▶ **Excerpt from a dataset**
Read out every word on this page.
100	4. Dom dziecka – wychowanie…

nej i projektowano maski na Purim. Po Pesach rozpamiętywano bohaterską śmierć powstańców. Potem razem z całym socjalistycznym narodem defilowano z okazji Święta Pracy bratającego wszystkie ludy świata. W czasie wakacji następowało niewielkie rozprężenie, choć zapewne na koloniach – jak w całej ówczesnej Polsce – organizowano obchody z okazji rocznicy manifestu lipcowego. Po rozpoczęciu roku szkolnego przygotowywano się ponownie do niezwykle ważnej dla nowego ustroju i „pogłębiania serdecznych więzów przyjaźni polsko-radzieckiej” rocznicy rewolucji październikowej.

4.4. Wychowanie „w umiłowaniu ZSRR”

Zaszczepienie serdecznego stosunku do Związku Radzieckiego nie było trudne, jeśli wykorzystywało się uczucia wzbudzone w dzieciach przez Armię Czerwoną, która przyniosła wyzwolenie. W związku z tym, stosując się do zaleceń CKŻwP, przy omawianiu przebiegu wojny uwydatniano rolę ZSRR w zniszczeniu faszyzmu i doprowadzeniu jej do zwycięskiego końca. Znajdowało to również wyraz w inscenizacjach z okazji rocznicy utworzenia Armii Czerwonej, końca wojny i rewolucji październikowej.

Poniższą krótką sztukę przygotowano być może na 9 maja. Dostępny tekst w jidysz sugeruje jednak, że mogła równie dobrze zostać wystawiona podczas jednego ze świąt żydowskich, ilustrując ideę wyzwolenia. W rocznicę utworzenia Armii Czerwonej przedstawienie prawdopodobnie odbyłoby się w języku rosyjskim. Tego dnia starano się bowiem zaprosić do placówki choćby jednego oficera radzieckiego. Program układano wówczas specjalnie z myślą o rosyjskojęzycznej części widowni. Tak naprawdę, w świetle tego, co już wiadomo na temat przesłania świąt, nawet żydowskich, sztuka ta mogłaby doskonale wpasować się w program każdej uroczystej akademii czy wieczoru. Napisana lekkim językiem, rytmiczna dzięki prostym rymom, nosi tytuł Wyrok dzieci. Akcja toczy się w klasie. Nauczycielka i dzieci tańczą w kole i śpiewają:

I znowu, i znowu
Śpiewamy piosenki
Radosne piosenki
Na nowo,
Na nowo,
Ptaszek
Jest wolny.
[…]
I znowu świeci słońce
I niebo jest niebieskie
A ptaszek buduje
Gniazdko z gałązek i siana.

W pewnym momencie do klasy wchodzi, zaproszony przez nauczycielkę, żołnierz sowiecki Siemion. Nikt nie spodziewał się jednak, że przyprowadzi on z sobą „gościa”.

▶ **Task goal**
Nothing should be changed: write out all of the data as is.

▶ **Solution**
Read out every word on this page.
100	4. Dom dziecka – wychowanie…

nej i projektowano maski na Purim. Po Pesach rozpamiętywano bohaterską śmierć powstańców. Potem razem z całym socjalistycznym narodem defilowano z okazji Święta Pracy bratającego wszystkie ludy świata. W czasie wakacji następowało niewielkie rozprężenie, choć zapewne na koloniach – jak w całej ówczesnej Polsce – organizowano obchody z okazji rocznicy manifestu lipcowego. Po rozpoczęciu roku szkolnego przygotowywano się ponownie do niezwykle ważnej dla nowego ustroju i „pogłębiania serdecznych więzów przyjaźni polsko-radzieckiej” rocznicy rewolucji październikowej.

4.4. Wychowanie „w umiłowaniu ZSRR”

Zaszczepienie serdecznego stosunku do Związku Radzieckiego nie było trudne, jeśli wykorzystywało się uczucia wzbudzone w dzieciach przez Armię Czerwoną, która przyniosła wyzwolenie. W związku z tym, stosując się do zaleceń CKŻwP, przy omawianiu przebiegu wojny uwydatniano rolę ZSRR w zniszczeniu faszyzmu i doprowadzeniu jej do zwycięskiego końca. Znajdowało to również wyraz w inscenizacjach z okazji rocznicy utworzenia Armii Czerwonej, końca wojny i rewolucji październikowej.

Poniższą krótką sztukę przygotowano być może na 9 maja. Dostępny tekst w jidysz sugeruje jednak, że mogła równie dobrze zostać wystawiona podczas jednego ze świąt żydowskich, ilustrując ideę wyzwolenia. W rocznicę utworzenia Armii Czerwonej przedstawienie prawdopodobnie odbyłoby się w języku rosyjskim. Tego dnia starano się bowiem zaprosić do placówki choćby jednego oficera radzieckiego. Program układano wówczas specjalnie z myślą o rosyjskojęzycznej części widowni. Tak naprawdę, w świetle tego, co już wiadomo na temat przesłania świąt, nawet żydowskich, sztuka ta mogłaby doskonale wpasować się w program każdej uroczystej akademii czy wieczoru. Napisana lekkim językiem, rytmiczna dzięki prostym rymom, nosi tytuł Wyrok dzieci. Akcja toczy się w klasie. Nauczycielka i dzieci tańczą w kole i śpiewają:

I znowu, i znowu
Śpiewamy piosenki
Radosne piosenki
Na nowo,
Na nowo,
Ptaszek
Jest wolny.
[…]
I znowu świeci słońce
I niebo jest niebieskie
A ptaszek buduje
Gniazdko z gałązek i siana.

W pewnym momencie do klasy wchodzi, zaproszony przez nauczycielkę, żołnierz sowiecki Siemion. Nikt nie spodziewał się jednak, że przyprowadzi on z sobą „gościa”.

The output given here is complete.